▸ Items from a data source
----

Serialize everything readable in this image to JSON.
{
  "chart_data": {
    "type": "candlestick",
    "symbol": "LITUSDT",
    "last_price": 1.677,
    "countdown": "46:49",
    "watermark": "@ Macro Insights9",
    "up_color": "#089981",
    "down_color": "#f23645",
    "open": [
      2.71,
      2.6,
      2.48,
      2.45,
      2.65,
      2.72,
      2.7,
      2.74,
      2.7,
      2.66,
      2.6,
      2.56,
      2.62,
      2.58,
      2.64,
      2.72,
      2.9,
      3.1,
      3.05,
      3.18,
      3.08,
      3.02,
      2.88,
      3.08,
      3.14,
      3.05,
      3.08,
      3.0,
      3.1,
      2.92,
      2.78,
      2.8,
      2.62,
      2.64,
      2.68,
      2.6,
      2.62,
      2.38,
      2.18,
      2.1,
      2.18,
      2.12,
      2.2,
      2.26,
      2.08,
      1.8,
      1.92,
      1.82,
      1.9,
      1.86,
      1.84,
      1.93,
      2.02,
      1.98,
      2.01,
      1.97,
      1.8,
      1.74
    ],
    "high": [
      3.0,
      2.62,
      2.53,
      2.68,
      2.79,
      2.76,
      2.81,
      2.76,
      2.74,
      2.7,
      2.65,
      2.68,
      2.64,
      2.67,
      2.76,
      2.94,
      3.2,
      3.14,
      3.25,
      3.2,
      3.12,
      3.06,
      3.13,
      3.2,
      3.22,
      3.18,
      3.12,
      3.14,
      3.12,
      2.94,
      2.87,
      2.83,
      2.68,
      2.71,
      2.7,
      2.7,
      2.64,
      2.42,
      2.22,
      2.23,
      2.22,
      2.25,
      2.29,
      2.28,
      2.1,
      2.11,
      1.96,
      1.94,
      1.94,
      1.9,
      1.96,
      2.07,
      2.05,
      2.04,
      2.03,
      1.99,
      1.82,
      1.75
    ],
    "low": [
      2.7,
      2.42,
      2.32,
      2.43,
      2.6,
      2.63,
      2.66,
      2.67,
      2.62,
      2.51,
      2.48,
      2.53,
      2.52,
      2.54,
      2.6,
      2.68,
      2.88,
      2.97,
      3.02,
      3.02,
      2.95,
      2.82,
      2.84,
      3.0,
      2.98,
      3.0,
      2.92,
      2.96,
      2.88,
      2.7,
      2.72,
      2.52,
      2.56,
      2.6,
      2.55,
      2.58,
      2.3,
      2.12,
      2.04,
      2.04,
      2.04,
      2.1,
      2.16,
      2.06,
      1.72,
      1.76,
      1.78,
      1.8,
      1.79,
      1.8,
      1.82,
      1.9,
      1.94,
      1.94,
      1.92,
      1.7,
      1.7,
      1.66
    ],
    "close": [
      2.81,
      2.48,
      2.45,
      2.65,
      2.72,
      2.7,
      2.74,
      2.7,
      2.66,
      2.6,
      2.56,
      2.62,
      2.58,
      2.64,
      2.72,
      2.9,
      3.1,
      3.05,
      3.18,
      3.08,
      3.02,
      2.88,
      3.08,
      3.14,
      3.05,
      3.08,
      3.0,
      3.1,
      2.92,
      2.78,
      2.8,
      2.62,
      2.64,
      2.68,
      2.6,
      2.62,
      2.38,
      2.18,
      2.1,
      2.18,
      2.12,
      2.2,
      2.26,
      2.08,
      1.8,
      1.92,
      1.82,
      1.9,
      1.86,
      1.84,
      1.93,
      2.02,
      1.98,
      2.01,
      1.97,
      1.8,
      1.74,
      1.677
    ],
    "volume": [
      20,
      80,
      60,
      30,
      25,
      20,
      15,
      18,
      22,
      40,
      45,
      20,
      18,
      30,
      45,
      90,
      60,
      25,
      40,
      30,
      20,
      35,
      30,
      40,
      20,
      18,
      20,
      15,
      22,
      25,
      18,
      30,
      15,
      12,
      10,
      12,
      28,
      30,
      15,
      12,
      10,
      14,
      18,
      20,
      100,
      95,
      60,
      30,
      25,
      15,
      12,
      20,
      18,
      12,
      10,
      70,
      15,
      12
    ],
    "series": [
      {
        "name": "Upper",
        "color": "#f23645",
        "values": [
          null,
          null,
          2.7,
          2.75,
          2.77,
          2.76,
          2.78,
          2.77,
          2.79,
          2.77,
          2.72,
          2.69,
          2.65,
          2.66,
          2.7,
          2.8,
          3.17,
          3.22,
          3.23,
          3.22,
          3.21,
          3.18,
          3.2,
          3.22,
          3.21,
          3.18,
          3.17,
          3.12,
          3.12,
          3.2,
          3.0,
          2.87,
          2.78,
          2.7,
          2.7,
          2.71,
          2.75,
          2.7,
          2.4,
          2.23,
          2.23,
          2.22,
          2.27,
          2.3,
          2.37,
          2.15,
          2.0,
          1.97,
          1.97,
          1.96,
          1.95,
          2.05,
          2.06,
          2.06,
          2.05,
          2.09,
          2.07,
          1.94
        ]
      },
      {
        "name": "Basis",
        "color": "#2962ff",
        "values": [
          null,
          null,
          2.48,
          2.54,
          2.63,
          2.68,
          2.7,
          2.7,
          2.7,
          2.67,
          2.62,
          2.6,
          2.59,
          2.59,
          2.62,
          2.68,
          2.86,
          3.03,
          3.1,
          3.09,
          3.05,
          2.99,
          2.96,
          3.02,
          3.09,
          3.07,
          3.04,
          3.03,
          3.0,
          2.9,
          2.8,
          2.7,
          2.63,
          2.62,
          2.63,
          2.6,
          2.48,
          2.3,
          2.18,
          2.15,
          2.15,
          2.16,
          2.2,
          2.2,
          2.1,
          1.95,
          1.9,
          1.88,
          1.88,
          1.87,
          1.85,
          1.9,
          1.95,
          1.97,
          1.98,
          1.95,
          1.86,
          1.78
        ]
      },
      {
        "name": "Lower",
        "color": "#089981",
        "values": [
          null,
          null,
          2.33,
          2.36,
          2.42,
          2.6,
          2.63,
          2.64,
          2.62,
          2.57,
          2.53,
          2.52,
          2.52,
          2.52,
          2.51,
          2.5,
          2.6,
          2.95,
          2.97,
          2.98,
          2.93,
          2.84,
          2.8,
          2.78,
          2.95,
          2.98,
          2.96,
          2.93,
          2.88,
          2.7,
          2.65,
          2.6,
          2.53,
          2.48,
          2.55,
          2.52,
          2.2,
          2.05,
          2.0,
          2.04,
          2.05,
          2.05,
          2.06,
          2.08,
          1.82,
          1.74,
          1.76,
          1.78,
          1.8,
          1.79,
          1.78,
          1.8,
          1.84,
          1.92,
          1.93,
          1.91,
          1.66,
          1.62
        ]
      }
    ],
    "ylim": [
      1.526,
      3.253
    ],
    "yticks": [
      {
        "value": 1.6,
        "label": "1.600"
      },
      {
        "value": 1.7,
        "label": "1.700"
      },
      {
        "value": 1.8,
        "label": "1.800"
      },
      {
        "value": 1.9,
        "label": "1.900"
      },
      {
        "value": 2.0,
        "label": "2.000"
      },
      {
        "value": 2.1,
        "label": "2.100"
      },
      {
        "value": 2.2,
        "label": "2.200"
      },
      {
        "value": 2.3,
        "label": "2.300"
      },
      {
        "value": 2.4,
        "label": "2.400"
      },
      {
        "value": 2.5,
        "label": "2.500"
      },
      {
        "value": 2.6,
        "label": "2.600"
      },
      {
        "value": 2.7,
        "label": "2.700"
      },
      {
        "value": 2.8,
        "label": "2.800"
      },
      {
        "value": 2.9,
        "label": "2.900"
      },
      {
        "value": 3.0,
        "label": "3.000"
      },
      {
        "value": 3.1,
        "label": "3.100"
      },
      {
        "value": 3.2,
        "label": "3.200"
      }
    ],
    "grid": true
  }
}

----

▸ WHAT THE EXERCISE ASKS
Without omitting anything, output the entries exactly.

▸ FINISHED EXERCISE
Serialize everything readable in this image to JSON.
{
  "chart_data": {
    "type": "candlestick",
    "symbol": "LITUSDT",
    "last_price": 1.677,
    "countdown": "46:49",
    "watermark": "@ Macro Insights9",
    "up_color": "#089981",
    "down_color": "#f23645",
    "open": [
      2.71,
      2.6,
      2.48,
      2.45,
      2.65,
      2.72,
      2.7,
      2.74,
      2.7,
      2.66,
      2.6,
      2.56,
      2.62,
      2.58,
      2.64,
      2.72,
      2.9,
      3.1,
      3.05,
      3.18,
      3.08,
      3.02,
      2.88,
      3.08,
      3.14,
      3.05,
      3.08,
      3.0,
      3.1,
      2.92,
      2.78,
      2.8,
      2.62,
      2.64,
      2.68,
      2.6,
      2.62,
      2.38,
      2.18,
      2.1,
      2.18,
      2.12,
      2.2,
      2.26,
      2.08,
      1.8,
      1.92,
      1.82,
      1.9,
      1.86,
      1.84,
      1.93,
      2.02,
      1.98,
      2.01,
      1.97,
      1.8,
      1.74
    ],
    "high": [
      3.0,
      2.62,
      2.53,
      2.68,
      2.79,
      2.76,
      2.81,
      2.76,
      2.74,
      2.7,
      2.65,
      2.68,
      2.64,
      2.67,
      2.76,
      2.94,
      3.2,
      3.14,
      3.25,
      3.2,
      3.12,
      3.06,
      3.13,
      3.2,
      3.22,
      3.18,
      3.12,
      3.14,
      3.12,
      2.94,
      2.87,
      2.83,
      2.68,
      2.71,
      2.7,
      2.7,
      2.64,
      2.42,
      2.22,
      2.23,
      2.22,
      2.25,
      2.29,
      2.28,
      2.1,
      2.11,
      1.96,
      1.94,
      1.94,
      1.9,
      1.96,
      2.07,
      2.05,
      2.04,
      2.03,
      1.99,
      1.82,
      1.75
    ],
    "low": [
      2.7,
      2.42,
      2.32,
      2.43,
      2.6,
      2.63,
      2.66,
      2.67,
      2.62,
      2.51,
      2.48,
      2.53,
      2.52,
      2.54,
      2.6,
      2.68,
      2.88,
      2.97,
      3.02,
      3.02,
      2.95,
      2.82,
      2.84,
      3.0,
      2.98,
      3.0,
      2.92,
      2.96,
      2.88,
      2.7,
      2.72,
      2.52,
      2.56,
      2.6,
      2.55,
      2.58,
      2.3,
      2.12,
      2.04,
      2.04,
      2.04,
      2.1,
      2.16,
      2.06,
      1.72,
      1.76,
      1.78,
      1.8,
      1.79,
      1.8,
      1.82,
      1.9,
      1.94,
      1.94,
      1.92,
      1.7,
      1.7,
      1.66
    ],
    "close": [
      2.81,
      2.48,
      2.45,
      2.65,
      2.72,
      2.7,
      2.74,
      2.7,
      2.66,
      2.6,
      2.56,
      2.62,
      2.58,
      2.64,
      2.72,
      2.9,
      3.1,
      3.05,
      3.18,
      3.08,
      3.02,
      2.88,
      3.08,
      3.14,
      3.05,
      3.08,
      3.0,
      3.1,
      2.92,
      2.78,
      2.8,
      2.62,
      2.64,
      2.68,
      2.6,
      2.62,
      2.38,
      2.18,
      2.1,
      2.18,
      2.12,
      2.2,
      2.26,
      2.08,
      1.8,
      1.92,
      1.82,
      1.9,
      1.86,
      1.84,
      1.93,
      2.02,
      1.98,
      2.01,
      1.97,
      1.8,
      1.74,
      1.677
    ],
    "volume": [
      20,
      80,
      60,
      30,
      25,
      20,
      15,
      18,
      22,
      40,
      45,
      20,
      18,
      30,
      45,
      90,
      60,
      25,
      40,
      30,
      20,
      35,
      30,
      40,
      20,
      18,
      20,
      15,
      22,
      25,
      18,
      30,
      15,
      12,
      10,
      12,
      28,
      30,
      15,
      12,
      10,
      14,
      18,
      20,
      100,
      95,
      60,
      30,
      25,
      15,
      12,
      20,
      18,
      12,
      10,
      70,
      15,
      12
    ],
    "series": [
      {
        "name": "Upper",
        "color": "#f23645",
        "values": [
          null,
          null,
          2.7,
          2.75,
          2.77,
          2.76,
          2.78,
          2.77,
          2.79,
          2.77,
          2.72,
          2.69,
          2.65,
          2.66,
          2.7,
          2.8,
          3.17,
          3.22,
          3.23,
          3.22,
          3.21,
          3.18,
          3.2,
          3.22,
          3.21,
          3.18,
          3.17,
          3.12,
          3.12,
          3.2,
          3.0,
          2.87,
          2.78,
          2.7,
          2.7,
          2.71,
          2.75,
          2.7,
          2.4,
          2.23,
          2.23,
          2.22,
          2.27,
          2.3,
          2.37,
          2.15,
          2.0,
          1.97,
          1.97,
          1.96,
          1.95,
          2.05,
          2.06,
          2.06,
          2.05,
          2.09,
          2.07,
          1.94
        ]
      },
      {
        "name": "Basis",
        "color": "#2962ff",
        "values": [
          null,
          null,
          2.48,
          2.54,
          2.63,
          2.68,
          2.7,
          2.7,
          2.7,
          2.67,
          2.62,
          2.6,
          2.59,
          2.59,
          2.62,
          2.68,
          2.86,
          3.03,
          3.1,
          3.09,
          3.05,
          2.99,
          2.96,
          3.02,
          3.09,
          3.07,
          3.04,
          3.03,
          3.0,
          2.9,
          2.8,
          2.7,
          2.63,
          2.62,
          2.63,
          2.6,
          2.48,
          2.3,
          2.18,
          2.15,
          2.15,
          2.16,
          2.2,
          2.2,
          2.1,
          1.95,
          1.9,
          1.88,
          1.88,
          1.87,
          1.85,
          1.9,
          1.95,
          1.97,
          1.98,
          1.95,
          1.86,
          1.78
        ]
      },
      {
        "name": "Lower",
        "color": "#089981",
        "values": [
          null,
          null,
          2.33,
          2.36,
          2.42,
          2.6,
          2.63,
          2.64,
          2.62,
          2.57,
          2.53,
          2.52,
          2.52,
          2.52,
          2.51,
          2.5,
          2.6,
          2.95,
          2.97,
          2.98,
          2.93,
          2.84,
          2.8,
          2.78,
          2.95,
          2.98,
          2.96,
          2.93,
          2.88,
          2.7,
          2.65,
          2.6,
          2.53,
          2.48,
          2.55,
          2.52,
          2.2,
          2.05,
          2.0,
          2.04,
          2.05,
          2.05,
          2.06,
          2.08,
          1.82,
          1.74,
          1.76,
          1.78,
          1.8,
          1.79,
          1.78,
          1.8,
          1.84,
          1.92,
          1.93,
          1.91,
          1.66,
          1.62
        ]
      }
    ],
    "ylim": [
      1.526,
      3.253
    ],
    "yticks": [
      {
        "value": 1.6,
        "label": "1.600"
      },
      {
        "value": 1.7,
        "label": "1.700"
      },
      {
        "value": 1.8,
        "label": "1.800"
      },
      {
        "value": 1.9,
        "label": "1.900"
      },
      {
        "value": 2.0,
        "label": "2.000"
      },
      {
        "value": 2.1,
        "label": "2.100"
      },
      {
        "value": 2.2,
        "label": "2.200"
      },
      {
        "value": 2.3,
        "label": "2.300"
      },
      {
        "value": 2.4,
        "label": "2.400"
      },
      {
        "value": 2.5,
        "label": "2.500"
      },
      {
        "value": 2.6,
        "label": "2.600"
      },
      {
        "value": 2.7,
        "label": "2.700"
      },
      {
        "value": 2.8,
        "label": "2.800"
      },
      {
        "value": 2.9,
        "label": "2.900"
      },
      {
        "value": 3.0,
        "label": "3.000"
      },
      {
        "value": 3.1,
        "label": "3.100"
      },
      {
        "value": 3.2,
        "label": "3.200"
      }
    ],
    "grid": true
  }
}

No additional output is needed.